* Directions for this task: Wherever a line below holds the word "deaths", copy that line.

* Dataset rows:
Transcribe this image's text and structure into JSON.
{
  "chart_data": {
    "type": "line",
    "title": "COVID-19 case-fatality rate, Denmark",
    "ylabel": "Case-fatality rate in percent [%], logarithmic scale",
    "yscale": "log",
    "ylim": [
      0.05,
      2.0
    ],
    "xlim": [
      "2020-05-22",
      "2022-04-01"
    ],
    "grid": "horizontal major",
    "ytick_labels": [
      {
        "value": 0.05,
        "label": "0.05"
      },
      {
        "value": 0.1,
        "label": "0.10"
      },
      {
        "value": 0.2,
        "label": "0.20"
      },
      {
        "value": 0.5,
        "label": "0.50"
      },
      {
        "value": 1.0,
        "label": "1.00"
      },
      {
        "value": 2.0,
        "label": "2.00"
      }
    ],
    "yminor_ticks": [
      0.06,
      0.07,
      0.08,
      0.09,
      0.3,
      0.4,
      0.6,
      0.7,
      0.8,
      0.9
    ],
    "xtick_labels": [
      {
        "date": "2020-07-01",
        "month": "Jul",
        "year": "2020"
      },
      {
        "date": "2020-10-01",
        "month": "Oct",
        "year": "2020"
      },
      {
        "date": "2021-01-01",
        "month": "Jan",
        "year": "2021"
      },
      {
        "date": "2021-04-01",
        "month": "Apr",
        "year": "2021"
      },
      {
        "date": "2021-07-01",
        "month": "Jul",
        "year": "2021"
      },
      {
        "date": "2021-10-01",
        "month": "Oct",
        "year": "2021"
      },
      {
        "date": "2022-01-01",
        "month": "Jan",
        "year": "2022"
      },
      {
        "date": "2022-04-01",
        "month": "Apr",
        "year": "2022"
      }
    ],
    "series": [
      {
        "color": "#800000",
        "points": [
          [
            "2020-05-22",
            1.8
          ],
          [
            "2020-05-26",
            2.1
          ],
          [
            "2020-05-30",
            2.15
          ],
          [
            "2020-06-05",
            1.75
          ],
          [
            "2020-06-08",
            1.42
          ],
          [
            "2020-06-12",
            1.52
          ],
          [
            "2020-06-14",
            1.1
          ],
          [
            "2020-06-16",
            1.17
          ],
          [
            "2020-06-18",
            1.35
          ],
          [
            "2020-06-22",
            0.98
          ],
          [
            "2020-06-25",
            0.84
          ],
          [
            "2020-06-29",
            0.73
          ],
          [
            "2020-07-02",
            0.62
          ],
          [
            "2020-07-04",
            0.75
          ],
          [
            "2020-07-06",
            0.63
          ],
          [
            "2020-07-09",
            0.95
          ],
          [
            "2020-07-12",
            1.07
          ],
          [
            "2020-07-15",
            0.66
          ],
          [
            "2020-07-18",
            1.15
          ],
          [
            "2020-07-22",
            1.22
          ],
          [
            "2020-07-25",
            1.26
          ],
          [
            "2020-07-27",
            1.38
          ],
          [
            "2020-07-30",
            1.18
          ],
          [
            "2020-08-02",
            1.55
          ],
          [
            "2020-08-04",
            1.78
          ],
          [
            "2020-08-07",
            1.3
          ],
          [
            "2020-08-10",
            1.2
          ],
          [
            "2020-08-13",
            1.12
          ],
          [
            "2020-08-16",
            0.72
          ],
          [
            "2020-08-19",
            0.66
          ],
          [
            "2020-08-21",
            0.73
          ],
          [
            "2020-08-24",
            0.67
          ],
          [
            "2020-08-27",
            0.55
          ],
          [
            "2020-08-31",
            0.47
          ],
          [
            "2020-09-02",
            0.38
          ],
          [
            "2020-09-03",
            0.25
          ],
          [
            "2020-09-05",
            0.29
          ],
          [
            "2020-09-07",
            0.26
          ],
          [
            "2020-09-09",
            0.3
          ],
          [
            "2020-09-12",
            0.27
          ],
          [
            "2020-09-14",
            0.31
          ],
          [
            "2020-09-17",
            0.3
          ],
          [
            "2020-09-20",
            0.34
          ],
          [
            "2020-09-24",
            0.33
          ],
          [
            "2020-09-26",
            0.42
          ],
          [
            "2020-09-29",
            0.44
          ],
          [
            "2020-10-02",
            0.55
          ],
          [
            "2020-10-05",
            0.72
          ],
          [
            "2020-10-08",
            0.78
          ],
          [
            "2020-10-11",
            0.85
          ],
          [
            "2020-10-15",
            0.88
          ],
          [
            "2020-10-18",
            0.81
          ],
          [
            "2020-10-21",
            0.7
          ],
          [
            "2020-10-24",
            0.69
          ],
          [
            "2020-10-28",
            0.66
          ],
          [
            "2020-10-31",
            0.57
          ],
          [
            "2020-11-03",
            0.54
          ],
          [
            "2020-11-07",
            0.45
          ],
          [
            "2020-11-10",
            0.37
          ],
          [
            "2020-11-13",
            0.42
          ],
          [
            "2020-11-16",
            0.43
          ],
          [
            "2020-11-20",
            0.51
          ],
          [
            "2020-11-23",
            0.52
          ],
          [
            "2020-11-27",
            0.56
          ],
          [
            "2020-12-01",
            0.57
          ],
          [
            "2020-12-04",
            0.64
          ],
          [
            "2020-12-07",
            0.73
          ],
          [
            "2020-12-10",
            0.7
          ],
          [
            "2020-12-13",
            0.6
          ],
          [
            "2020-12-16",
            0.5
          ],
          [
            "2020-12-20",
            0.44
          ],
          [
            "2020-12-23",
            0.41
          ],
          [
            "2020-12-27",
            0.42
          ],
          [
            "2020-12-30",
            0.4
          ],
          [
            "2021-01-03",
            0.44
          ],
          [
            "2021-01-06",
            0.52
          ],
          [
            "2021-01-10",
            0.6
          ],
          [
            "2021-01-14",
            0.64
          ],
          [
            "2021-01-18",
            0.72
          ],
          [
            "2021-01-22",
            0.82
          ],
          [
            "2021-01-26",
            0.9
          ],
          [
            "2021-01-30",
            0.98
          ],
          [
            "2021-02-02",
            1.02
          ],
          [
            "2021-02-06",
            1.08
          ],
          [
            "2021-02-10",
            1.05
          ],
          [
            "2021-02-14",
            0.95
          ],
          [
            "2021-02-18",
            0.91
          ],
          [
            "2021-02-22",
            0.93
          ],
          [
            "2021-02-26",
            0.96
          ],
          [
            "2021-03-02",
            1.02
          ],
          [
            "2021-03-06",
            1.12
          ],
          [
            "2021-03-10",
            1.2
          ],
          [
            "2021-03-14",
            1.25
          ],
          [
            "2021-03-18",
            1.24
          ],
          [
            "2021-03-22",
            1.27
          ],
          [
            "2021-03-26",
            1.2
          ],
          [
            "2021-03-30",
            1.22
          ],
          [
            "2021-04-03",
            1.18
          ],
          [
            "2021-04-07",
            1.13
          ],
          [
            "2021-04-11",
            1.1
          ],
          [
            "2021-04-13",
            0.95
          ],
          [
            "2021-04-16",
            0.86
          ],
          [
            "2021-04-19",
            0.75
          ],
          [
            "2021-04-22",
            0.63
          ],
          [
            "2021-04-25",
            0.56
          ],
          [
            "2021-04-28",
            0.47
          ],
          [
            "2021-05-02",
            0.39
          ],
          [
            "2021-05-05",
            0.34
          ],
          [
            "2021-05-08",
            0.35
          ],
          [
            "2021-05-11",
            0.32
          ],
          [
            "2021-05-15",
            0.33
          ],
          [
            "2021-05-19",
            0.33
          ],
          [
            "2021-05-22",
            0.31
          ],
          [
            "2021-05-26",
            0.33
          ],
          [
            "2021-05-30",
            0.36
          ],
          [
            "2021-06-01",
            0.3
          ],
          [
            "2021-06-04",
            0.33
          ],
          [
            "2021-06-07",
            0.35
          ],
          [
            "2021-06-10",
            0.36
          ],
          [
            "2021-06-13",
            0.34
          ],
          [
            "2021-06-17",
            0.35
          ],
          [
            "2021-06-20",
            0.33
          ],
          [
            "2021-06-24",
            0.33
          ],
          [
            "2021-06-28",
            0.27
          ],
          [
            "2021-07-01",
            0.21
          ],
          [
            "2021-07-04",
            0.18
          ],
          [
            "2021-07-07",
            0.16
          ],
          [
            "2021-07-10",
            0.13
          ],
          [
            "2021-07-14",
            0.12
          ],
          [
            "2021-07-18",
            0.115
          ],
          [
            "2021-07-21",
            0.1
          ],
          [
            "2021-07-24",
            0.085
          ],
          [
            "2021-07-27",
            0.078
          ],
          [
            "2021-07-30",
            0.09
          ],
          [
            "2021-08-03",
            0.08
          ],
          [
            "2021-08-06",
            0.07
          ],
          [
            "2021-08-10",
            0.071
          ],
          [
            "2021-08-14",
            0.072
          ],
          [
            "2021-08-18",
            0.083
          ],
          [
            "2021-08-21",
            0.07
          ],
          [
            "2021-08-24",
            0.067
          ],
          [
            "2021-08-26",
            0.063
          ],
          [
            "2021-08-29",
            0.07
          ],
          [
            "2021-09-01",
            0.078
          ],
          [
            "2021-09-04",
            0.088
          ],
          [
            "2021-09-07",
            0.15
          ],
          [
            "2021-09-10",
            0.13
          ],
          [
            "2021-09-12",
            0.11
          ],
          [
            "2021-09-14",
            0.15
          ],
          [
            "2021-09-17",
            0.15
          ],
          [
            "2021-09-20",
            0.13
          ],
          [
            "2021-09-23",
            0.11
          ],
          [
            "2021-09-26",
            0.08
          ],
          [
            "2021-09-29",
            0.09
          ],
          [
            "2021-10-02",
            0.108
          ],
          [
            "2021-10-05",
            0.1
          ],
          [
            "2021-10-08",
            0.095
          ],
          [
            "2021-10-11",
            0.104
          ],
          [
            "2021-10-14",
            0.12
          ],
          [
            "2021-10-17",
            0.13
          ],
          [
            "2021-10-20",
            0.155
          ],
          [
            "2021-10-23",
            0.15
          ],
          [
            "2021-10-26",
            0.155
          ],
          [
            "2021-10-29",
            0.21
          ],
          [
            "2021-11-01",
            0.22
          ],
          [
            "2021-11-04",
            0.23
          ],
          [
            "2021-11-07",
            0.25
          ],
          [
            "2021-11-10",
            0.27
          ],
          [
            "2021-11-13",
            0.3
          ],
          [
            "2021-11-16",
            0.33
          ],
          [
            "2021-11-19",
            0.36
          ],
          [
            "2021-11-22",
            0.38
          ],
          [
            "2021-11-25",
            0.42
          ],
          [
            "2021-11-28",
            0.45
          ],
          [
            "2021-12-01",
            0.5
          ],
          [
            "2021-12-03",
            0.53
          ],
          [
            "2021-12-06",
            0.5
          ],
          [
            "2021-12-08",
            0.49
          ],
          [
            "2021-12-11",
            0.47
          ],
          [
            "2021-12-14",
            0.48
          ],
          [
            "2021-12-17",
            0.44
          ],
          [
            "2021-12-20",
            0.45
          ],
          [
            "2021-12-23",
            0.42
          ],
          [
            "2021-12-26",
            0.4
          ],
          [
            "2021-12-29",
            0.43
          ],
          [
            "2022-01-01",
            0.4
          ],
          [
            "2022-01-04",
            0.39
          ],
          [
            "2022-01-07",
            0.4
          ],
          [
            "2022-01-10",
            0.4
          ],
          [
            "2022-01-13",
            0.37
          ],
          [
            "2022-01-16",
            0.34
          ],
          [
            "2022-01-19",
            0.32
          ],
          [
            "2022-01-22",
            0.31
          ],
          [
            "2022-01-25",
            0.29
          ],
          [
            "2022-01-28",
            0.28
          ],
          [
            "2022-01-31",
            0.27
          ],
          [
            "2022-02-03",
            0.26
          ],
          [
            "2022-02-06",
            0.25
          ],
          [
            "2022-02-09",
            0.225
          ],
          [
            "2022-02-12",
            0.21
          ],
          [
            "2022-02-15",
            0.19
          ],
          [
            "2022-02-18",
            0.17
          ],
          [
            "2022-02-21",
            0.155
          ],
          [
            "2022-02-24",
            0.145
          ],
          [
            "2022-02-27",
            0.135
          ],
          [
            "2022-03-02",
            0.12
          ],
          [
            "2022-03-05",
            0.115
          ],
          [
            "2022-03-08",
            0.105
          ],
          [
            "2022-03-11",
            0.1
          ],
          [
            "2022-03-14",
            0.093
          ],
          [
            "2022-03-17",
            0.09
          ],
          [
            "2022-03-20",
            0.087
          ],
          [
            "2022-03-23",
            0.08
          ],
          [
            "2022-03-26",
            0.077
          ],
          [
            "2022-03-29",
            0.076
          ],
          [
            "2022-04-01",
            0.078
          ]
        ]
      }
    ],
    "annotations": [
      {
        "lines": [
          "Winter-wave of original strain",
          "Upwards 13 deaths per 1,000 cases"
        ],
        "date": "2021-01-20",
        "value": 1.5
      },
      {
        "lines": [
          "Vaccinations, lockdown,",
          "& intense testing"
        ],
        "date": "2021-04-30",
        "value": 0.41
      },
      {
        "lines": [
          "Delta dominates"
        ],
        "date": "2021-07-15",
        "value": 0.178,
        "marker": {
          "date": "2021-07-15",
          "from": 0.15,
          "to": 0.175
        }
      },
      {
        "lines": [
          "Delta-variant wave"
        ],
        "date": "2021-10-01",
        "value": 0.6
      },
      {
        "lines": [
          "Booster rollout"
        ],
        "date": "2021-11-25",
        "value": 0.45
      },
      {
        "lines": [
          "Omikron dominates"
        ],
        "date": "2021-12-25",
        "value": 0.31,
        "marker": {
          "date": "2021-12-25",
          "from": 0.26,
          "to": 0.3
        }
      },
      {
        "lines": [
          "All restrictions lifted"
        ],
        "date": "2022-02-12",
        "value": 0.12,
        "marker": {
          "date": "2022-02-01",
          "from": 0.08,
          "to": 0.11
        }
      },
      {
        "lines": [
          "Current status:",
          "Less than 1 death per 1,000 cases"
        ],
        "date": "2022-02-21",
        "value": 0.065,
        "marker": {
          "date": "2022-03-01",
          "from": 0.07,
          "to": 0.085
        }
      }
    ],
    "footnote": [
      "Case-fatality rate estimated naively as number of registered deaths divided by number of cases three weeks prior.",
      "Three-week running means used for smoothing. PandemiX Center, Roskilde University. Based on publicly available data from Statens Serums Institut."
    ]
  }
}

* Correct output:
          "Upwards 13 deaths per 1,000 cases"
      "Case-fatality rate estimated naively as number of registered deaths divided by number of cases three weeks prior.",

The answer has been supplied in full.